## DATA FOR THIS TASK
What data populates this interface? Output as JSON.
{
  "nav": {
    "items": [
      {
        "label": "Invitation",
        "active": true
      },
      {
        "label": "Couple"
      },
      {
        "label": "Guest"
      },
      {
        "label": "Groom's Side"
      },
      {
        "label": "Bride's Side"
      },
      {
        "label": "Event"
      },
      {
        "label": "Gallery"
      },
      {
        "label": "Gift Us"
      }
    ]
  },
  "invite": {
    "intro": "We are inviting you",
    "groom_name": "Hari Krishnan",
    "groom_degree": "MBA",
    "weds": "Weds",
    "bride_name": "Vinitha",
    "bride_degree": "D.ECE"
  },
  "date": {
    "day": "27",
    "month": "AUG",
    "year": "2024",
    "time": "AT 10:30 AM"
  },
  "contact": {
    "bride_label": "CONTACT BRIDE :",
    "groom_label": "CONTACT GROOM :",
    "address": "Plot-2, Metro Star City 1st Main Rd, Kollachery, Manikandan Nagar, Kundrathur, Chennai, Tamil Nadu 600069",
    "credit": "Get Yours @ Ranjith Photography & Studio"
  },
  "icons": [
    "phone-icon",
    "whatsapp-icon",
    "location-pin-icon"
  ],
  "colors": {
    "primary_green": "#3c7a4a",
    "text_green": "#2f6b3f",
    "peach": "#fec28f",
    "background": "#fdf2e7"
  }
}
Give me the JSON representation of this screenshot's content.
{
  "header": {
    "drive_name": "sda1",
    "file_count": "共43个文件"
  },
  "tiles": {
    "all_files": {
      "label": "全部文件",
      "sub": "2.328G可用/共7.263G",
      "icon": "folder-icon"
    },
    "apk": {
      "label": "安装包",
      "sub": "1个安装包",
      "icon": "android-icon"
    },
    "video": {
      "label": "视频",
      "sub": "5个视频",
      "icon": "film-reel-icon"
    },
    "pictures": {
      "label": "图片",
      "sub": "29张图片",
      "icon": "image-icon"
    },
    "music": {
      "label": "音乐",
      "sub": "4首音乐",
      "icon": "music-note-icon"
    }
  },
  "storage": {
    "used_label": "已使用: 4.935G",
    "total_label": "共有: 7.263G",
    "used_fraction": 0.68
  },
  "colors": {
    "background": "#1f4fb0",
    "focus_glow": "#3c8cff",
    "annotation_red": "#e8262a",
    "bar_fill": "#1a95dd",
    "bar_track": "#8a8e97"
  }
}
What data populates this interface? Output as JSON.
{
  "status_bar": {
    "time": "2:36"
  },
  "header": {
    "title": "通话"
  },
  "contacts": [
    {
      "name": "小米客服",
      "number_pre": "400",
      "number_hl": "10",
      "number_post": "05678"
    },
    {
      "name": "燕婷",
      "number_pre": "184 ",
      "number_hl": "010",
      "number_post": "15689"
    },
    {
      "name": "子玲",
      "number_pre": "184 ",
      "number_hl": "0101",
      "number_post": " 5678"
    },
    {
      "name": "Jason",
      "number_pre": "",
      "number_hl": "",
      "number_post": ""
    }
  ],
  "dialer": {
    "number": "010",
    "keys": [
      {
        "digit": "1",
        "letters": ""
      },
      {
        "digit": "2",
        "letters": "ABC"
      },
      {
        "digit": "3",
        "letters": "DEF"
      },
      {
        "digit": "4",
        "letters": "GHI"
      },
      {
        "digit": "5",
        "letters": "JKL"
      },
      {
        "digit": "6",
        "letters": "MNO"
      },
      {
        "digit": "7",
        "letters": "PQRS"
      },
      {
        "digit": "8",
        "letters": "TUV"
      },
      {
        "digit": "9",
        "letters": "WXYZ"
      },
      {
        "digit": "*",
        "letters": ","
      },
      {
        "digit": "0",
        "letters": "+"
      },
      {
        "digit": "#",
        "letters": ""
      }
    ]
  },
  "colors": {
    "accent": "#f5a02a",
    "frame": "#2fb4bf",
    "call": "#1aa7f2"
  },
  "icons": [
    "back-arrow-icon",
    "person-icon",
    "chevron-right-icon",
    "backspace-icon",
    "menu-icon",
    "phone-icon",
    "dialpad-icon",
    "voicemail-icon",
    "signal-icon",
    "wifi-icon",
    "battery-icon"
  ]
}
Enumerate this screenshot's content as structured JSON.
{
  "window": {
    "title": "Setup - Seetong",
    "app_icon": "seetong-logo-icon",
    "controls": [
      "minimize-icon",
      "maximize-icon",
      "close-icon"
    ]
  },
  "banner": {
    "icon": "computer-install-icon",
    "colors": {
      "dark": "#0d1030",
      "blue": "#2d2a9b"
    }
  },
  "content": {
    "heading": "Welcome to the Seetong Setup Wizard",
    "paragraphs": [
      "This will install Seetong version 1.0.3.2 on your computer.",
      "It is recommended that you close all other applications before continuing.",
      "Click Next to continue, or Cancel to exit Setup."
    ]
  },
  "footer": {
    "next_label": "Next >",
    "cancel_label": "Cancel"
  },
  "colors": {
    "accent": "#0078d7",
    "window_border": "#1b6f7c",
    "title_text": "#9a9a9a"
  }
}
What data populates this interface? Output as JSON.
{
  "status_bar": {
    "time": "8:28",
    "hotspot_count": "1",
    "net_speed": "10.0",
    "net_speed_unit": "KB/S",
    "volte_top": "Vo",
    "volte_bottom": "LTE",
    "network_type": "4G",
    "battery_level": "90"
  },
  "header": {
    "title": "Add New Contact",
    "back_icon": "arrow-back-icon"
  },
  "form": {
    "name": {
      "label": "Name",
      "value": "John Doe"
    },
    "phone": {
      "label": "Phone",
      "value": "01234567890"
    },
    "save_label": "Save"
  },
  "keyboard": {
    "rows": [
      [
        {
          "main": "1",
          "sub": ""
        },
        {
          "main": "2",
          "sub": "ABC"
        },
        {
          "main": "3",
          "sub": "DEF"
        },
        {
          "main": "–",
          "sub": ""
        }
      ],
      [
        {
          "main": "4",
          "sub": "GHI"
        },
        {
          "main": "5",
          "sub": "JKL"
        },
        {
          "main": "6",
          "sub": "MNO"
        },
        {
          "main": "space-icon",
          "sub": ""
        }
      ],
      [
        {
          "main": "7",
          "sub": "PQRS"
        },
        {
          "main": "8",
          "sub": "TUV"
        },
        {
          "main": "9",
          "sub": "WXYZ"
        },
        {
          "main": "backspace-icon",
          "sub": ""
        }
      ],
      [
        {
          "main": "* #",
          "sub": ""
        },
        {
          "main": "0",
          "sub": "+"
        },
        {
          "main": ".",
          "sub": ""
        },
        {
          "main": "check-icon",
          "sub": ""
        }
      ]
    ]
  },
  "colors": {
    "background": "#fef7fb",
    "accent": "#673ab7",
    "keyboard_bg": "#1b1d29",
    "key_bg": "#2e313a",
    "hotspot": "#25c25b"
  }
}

## YOUR OBJECTIVE
Check each line of the records for "arrow" and copy the ones that contain it.

## FULL RESPONSE
    "back-arrow-icon",
    "back_icon": "arrow-back-icon"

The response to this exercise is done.